• **BRIEF**: Write out the full listing exactly as given, minus the images.
=====
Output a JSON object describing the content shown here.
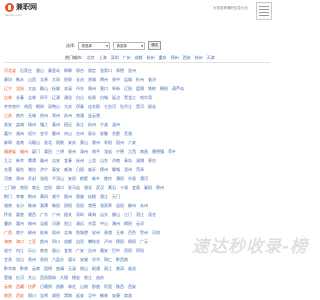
{
  "header": {
    "logo_text": "兼职网",
    "logo_sub": "jianzhi.com",
    "right_text": "为您推荐兼职信息大全"
  },
  "search": {
    "label": "选择:",
    "province_value": "请选择",
    "city_value": "请选择",
    "submit_label": "确定"
  },
  "hot_cities": {
    "label": "热门城市:",
    "cities": [
      "北京",
      "上海",
      "深圳",
      "广州",
      "成都",
      "杭州",
      "重庆",
      "郑州",
      "西安",
      "苏州",
      "天津"
    ]
  },
  "rows": [
    {
      "cities": [
        "河北省",
        "石家庄",
        "唐山",
        "秦皇岛",
        "邯郸",
        "邢台",
        "保定",
        "张家口",
        "承德",
        "沧州"
      ],
      "highlight": [
        0
      ]
    },
    {
      "cities": [
        "廊坊",
        "衡水",
        "山西",
        "太原",
        "大同",
        "阳泉",
        "长治",
        "晋城",
        "朔州",
        "晋中",
        "运城",
        "忻州",
        "临汾"
      ],
      "highlight": []
    },
    {
      "cities": [
        "辽宁",
        "沈阳",
        "大连",
        "鞍山",
        "抚顺",
        "本溪",
        "丹东",
        "锦州",
        "营口",
        "阜新",
        "辽阳",
        "盘锦",
        "铁岭",
        "朝阳",
        "葫芦岛"
      ],
      "highlight": [
        0,
        1
      ]
    },
    {
      "cities": [
        "吉林",
        "长春",
        "吉林",
        "四平",
        "辽源",
        "通化",
        "白山",
        "松原",
        "白城",
        "延边",
        "黑龙江",
        "哈尔滨"
      ],
      "highlight": [
        0
      ]
    },
    {
      "cities": [
        "齐齐哈尔",
        "鸡西",
        "鹤岗",
        "双鸭山",
        "大庆",
        "伊春",
        "佳木斯",
        "七台河",
        "牡丹江",
        "黑河",
        "绥化"
      ],
      "highlight": []
    },
    {
      "cities": [
        "江苏",
        "南京",
        "无锡",
        "徐州",
        "常州",
        "苏州",
        "南通",
        "连云港"
      ],
      "highlight": [
        0
      ]
    },
    {
      "cities": [
        "淮安",
        "盐城",
        "扬州",
        "镇江",
        "泰州",
        "宿迁",
        "浙江",
        "杭州",
        "宁波",
        "温州"
      ],
      "highlight": []
    },
    {
      "cities": [
        "嘉兴",
        "湖州",
        "绍兴",
        "金华",
        "衢州",
        "舟山",
        "台州",
        "丽水",
        "安徽",
        "合肥",
        "芜湖"
      ],
      "highlight": []
    },
    {
      "cities": [
        "蚌埠",
        "淮南",
        "马鞍山",
        "淮北",
        "铜陵",
        "安庆",
        "黄山",
        "滁州",
        "阜阳",
        "宿州",
        "六安"
      ],
      "highlight": []
    },
    {
      "cities": [
        "福建省",
        "福州",
        "厦门",
        "莆田",
        "三明",
        "泉州",
        "漳州",
        "南平",
        "龙岩",
        "宁德",
        "江西",
        "南昌",
        "景德镇",
        "萍乡"
      ],
      "highlight": [
        0,
        1
      ]
    },
    {
      "cities": [
        "九江",
        "新余",
        "鹰潭",
        "赣州",
        "吉安",
        "宜春",
        "抚州",
        "上饶",
        "山东",
        "济南",
        "青岛",
        "淄博",
        "枣庄"
      ],
      "highlight": []
    },
    {
      "cities": [
        "东营",
        "烟台",
        "潍坊",
        "济宁",
        "泰安",
        "威海",
        "日照",
        "临沂",
        "德州",
        "聊城",
        "滨州",
        "菏泽"
      ],
      "highlight": []
    },
    {
      "cities": [
        "河南",
        "郑州",
        "开封",
        "洛阳",
        "平顶山",
        "安阳",
        "鹤壁",
        "新乡",
        "焦作",
        "濮阳",
        "许昌",
        "漯河"
      ],
      "highlight": []
    },
    {
      "cities": [
        "三门峡",
        "南阳",
        "商丘",
        "信阳",
        "周口",
        "驻马店",
        "湖北",
        "武汉",
        "黄石",
        "十堰",
        "宜昌",
        "襄阳",
        "鄂州"
      ],
      "highlight": []
    },
    {
      "cities": [
        "荆门",
        "孝感",
        "荆州",
        "黄冈",
        "咸宁",
        "随州",
        "恩施",
        "仙桃",
        "潜江",
        "天门"
      ],
      "highlight": []
    },
    {
      "cities": [
        "湖南",
        "长沙",
        "株洲",
        "湘潭",
        "衡阳",
        "邵阳",
        "岳阳",
        "常德",
        "张家界",
        "益阳",
        "郴州",
        "永州"
      ],
      "highlight": []
    },
    {
      "cities": [
        "怀化",
        "娄底",
        "湘西",
        "广东",
        "广州",
        "韶关",
        "深圳",
        "珠海",
        "汕头",
        "佛山",
        "江门",
        "湛江",
        "茂名"
      ],
      "highlight": []
    },
    {
      "cities": [
        "肇庆",
        "惠州",
        "梅州",
        "汕尾",
        "河源",
        "阳江",
        "清远",
        "东莞",
        "中山",
        "潮州",
        "揭阳",
        "云浮"
      ],
      "highlight": []
    },
    {
      "cities": [
        "广西",
        "南宁",
        "柳州",
        "桂林",
        "梧州",
        "北海",
        "防城港",
        "钦州",
        "贵港",
        "玉林",
        "百色",
        "贺州",
        "河池"
      ],
      "highlight": [
        0
      ]
    },
    {
      "cities": [
        "海南",
        "海口",
        "三亚",
        "儋州",
        "四川",
        "成都",
        "自贡",
        "攀枝花",
        "泸州",
        "德阳",
        "绵阳",
        "广元"
      ],
      "highlight": [
        0,
        1,
        2
      ]
    },
    {
      "cities": [
        "遂宁",
        "内江",
        "乐山",
        "南充",
        "眉山",
        "宜宾",
        "广安",
        "达州",
        "雅安",
        "巴中",
        "资阳",
        "阿坝"
      ],
      "highlight": []
    },
    {
      "cities": [
        "甘孜",
        "凉山",
        "贵州",
        "贵阳",
        "六盘水",
        "遵义",
        "安顺",
        "毕节",
        "铜仁",
        "黔西南"
      ],
      "highlight": []
    },
    {
      "cities": [
        "黔东南",
        "黔南",
        "云南",
        "昆明",
        "曲靖",
        "玉溪",
        "保山",
        "昭通",
        "丽江",
        "普洱",
        "临沧"
      ],
      "highlight": []
    },
    {
      "cities": [
        "楚雄",
        "红河",
        "文山",
        "西双版纳",
        "大理",
        "德宏",
        "怒江",
        "迪庆"
      ],
      "highlight": []
    },
    {
      "cities": [
        "云南",
        "西藏",
        "拉萨",
        "日喀则",
        "昌都",
        "林芝",
        "山南",
        "那曲",
        "阿里",
        "陕西",
        "西安"
      ],
      "highlight": [
        0,
        1,
        2
      ]
    },
    {
      "cities": [
        "陕西",
        "西安",
        "铜川",
        "宝鸡",
        "咸阳",
        "渭南",
        "延安",
        "汉中",
        "榆林",
        "安康",
        "商洛"
      ],
      "highlight": [
        0,
        1
      ]
    }
  ],
  "watermark_text": "速达秒收录-榜"
}
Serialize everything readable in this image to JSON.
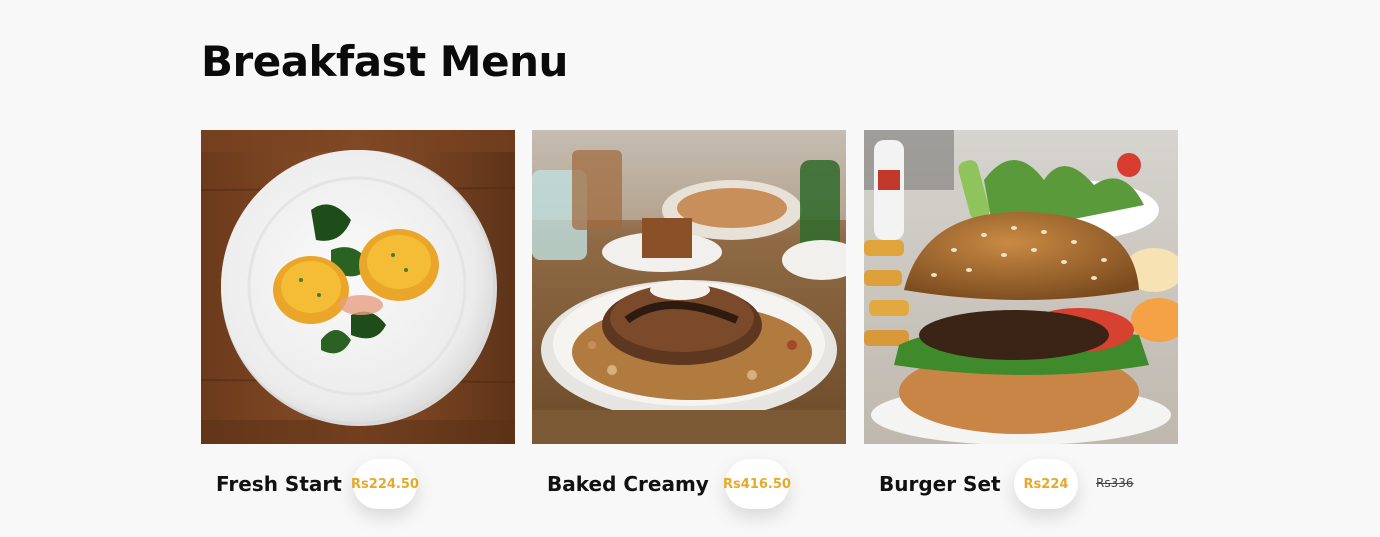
{
  "page": {
    "title": "Breakfast Menu"
  },
  "menu": {
    "items": [
      {
        "name": "Fresh Start",
        "price": "Rs224.50",
        "old_price": "",
        "image": "eggs-benedict-plate-photo"
      },
      {
        "name": "Baked Creamy",
        "price": "Rs416.50",
        "old_price": "",
        "image": "pancakes-granola-plate-photo"
      },
      {
        "name": "Burger Set",
        "price": "Rs224",
        "old_price": "Rs336",
        "image": "sesame-burger-fries-photo"
      }
    ]
  },
  "colors": {
    "background": "#f8f8f8",
    "price_accent": "#e6a92b",
    "title": "#0b0b0b"
  }
}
=====
• **TASK RESPONSE**:
Output a JSON object describing the content shown here.
{
  "header": {
    "logo_text": "兼职网",
    "logo_sub": "jianzhi.com",
    "right_text": "为您推荐兼职信息大全"
  },
  "search": {
    "label": "选择:",
    "province_value": "请选择",
    "city_value": "请选择",
    "submit_label": "确定"
  },
  "hot_cities": {
    "label": "热门城市:",
    "cities": [
      "北京",
      "上海",
      "深圳",
      "广州",
      "成都",
      "杭州",
      "重庆",
      "郑州",
      "西安",
      "苏州",
      "天津"
    ]
  },
  "rows": [
    {
      "cities": [
        "河北省",
        "石家庄",
        "唐山",
        "秦皇岛",
        "邯郸",
        "邢台",
        "保定",
        "张家口",
        "承德",
        "沧州"
      ],
      "highlight": [
        0
      ]
    },
    {
      "cities": [
        "廊坊",
        "衡水",
        "山西",
        "太原",
        "大同",
        "阳泉",
        "长治",
        "晋城",
        "朔州",
        "晋中",
        "运城",
        "忻州",
        "临汾"
      ],
      "highlight": []
    },
    {
      "cities": [
        "辽宁",
        "沈阳",
        "大连",
        "鞍山",
        "抚顺",
        "本溪",
        "丹东",
        "锦州",
        "营口",
        "阜新",
        "辽阳",
        "盘锦",
        "铁岭",
        "朝阳",
        "葫芦岛"
      ],
      "highlight": [
        0,
        1
      ]
    },
    {
      "cities": [
        "吉林",
        "长春",
        "吉林",
        "四平",
        "辽源",
        "通化",
        "白山",
        "松原",
        "白城",
        "延边",
        "黑龙江",
        "哈尔滨"
      ],
      "highlight": [
        0
      ]
    },
    {
      "cities": [
        "齐齐哈尔",
        "鸡西",
        "鹤岗",
        "双鸭山",
        "大庆",
        "伊春",
        "佳木斯",
        "七台河",
        "牡丹江",
        "黑河",
        "绥化"
      ],
      "highlight": []
    },
    {
      "cities": [
        "江苏",
        "南京",
        "无锡",
        "徐州",
        "常州",
        "苏州",
        "南通",
        "连云港"
      ],
      "highlight": [
        0
      ]
    },
    {
      "cities": [
        "淮安",
        "盐城",
        "扬州",
        "镇江",
        "泰州",
        "宿迁",
        "浙江",
        "杭州",
        "宁波",
        "温州"
      ],
      "highlight": []
    },
    {
      "cities": [
        "嘉兴",
        "湖州",
        "绍兴",
        "金华",
        "衢州",
        "舟山",
        "台州",
        "丽水",
        "安徽",
        "合肥",
        "芜湖"
      ],
      "highlight": []
    },
    {
      "cities": [
        "蚌埠",
        "淮南",
        "马鞍山",
        "淮北",
        "铜陵",
        "安庆",
        "黄山",
        "滁州",
        "阜阳",
        "宿州",
        "六安"
      ],
      "highlight": []
    },
    {
      "cities": [
        "福建省",
        "福州",
        "厦门",
        "莆田",
        "三明",
        "泉州",
        "漳州",
        "南平",
        "龙岩",
        "宁德",
        "江西",
        "南昌",
        "景德镇",
        "萍乡"
      ],
      "highlight": [
        0,
        1
      ]
    },
    {
      "cities": [
        "九江",
        "新余",
        "鹰潭",
        "赣州",
        "吉安",
        "宜春",
        "抚州",
        "上饶",
        "山东",
        "济南",
        "青岛",
        "淄博",
        "枣庄"
      ],
      "highlight": []
    },
    {
      "cities": [
        "东营",
        "烟台",
        "潍坊",
        "济宁",
        "泰安",
        "威海",
        "日照",
        "临沂",
        "德州",
        "聊城",
        "滨州",
        "菏泽"
      ],
      "highlight": []
    },
    {
      "cities": [
        "河南",
        "郑州",
        "开封",
        "洛阳",
        "平顶山",
        "安阳",
        "鹤壁",
        "新乡",
        "焦作",
        "濮阳",
        "许昌",
        "漯河"
      ],
      "highlight": []
    },
    {
      "cities": [
        "三门峡",
        "南阳",
        "商丘",
        "信阳",
        "周口",
        "驻马店",
        "湖北",
        "武汉",
        "黄石",
        "十堰",
        "宜昌",
        "襄阳",
        "鄂州"
      ],
      "highlight": []
    },
    {
      "cities": [
        "荆门",
        "孝感",
        "荆州",
        "黄冈",
        "咸宁",
        "随州",
        "恩施",
        "仙桃",
        "潜江",
        "天门"
      ],
      "highlight": []
    },
    {
      "cities": [
        "湖南",
        "长沙",
        "株洲",
        "湘潭",
        "衡阳",
        "邵阳",
        "岳阳",
        "常德",
        "张家界",
        "益阳",
        "郴州",
        "永州"
      ],
      "highlight": []
    },
    {
      "cities": [
        "怀化",
        "娄底",
        "湘西",
        "广东",
        "广州",
        "韶关",
        "深圳",
        "珠海",
        "汕头",
        "佛山",
        "江门",
        "湛江",
        "茂名"
      ],
      "highlight": []
    },
    {
      "cities": [
        "肇庆",
        "惠州",
        "梅州",
        "汕尾",
        "河源",
        "阳江",
        "清远",
        "东莞",
        "中山",
        "潮州",
        "揭阳",
        "云浮"
      ],
      "highlight": []
    },
    {
      "cities": [
        "广西",
        "南宁",
        "柳州",
        "桂林",
        "梧州",
        "北海",
        "防城港",
        "钦州",
        "贵港",
        "玉林",
        "百色",
        "贺州",
        "河池"
      ],
      "highlight": [
        0
      ]
    },
    {
      "cities": [
        "海南",
        "海口",
        "三亚",
        "儋州",
        "四川",
        "成都",
        "自贡",
        "攀枝花",
        "泸州",
        "德阳",
        "绵阳",
        "广元"
      ],
      "highlight": [
        0,
        1,
        2
      ]
    },
    {
      "cities": [
        "遂宁",
        "内江",
        "乐山",
        "南充",
        "眉山",
        "宜宾",
        "广安",
        "达州",
        "雅安",
        "巴中",
        "资阳",
        "阿坝"
      ],
      "highlight": []
    },
    {
      "cities": [
        "甘孜",
        "凉山",
        "贵州",
        "贵阳",
        "六盘水",
        "遵义",
        "安顺",
        "毕节",
        "铜仁",
        "黔西南"
      ],
      "highlight": []
    },
    {
      "cities": [
        "黔东南",
        "黔南",
        "云南",
        "昆明",
        "曲靖",
        "玉溪",
        "保山",
        "昭通",
        "丽江",
        "普洱",
        "临沧"
      ],
      "highlight": []
    },
    {
      "cities": [
        "楚雄",
        "红河",
        "文山",
        "西双版纳",
        "大理",
        "德宏",
        "怒江",
        "迪庆"
      ],
      "highlight": []
    },
    {
      "cities": [
        "云南",
        "西藏",
        "拉萨",
        "日喀则",
        "昌都",
        "林芝",
        "山南",
        "那曲",
        "阿里",
        "陕西",
        "西安"
      ],
      "highlight": [
        0,
        1,
        2
      ]
    },
    {
      "cities": [
        "陕西",
        "西安",
        "铜川",
        "宝鸡",
        "咸阳",
        "渭南",
        "延安",
        "汉中",
        "榆林",
        "安康",
        "商洛"
      ],
      "highlight": [
        0,
        1
      ]
    }
  ],
  "watermark_text": "速达秒收录-榜"
}
Serialize everything readable in this image to JSON.
{
  "page": {
    "title": "Breakfast Menu"
  },
  "menu": {
    "items": [
      {
        "name": "Fresh Start",
        "price": "Rs224.50",
        "old_price": "",
        "image": "eggs-benedict-plate-photo"
      },
      {
        "name": "Baked Creamy",
        "price": "Rs416.50",
        "old_price": "",
        "image": "pancakes-granola-plate-photo"
      },
      {
        "name": "Burger Set",
        "price": "Rs224",
        "old_price": "Rs336",
        "image": "sesame-burger-fries-photo"
      }
    ]
  },
  "colors": {
    "background": "#f8f8f8",
    "price_accent": "#e6a92b",
    "title": "#0b0b0b"
  }
}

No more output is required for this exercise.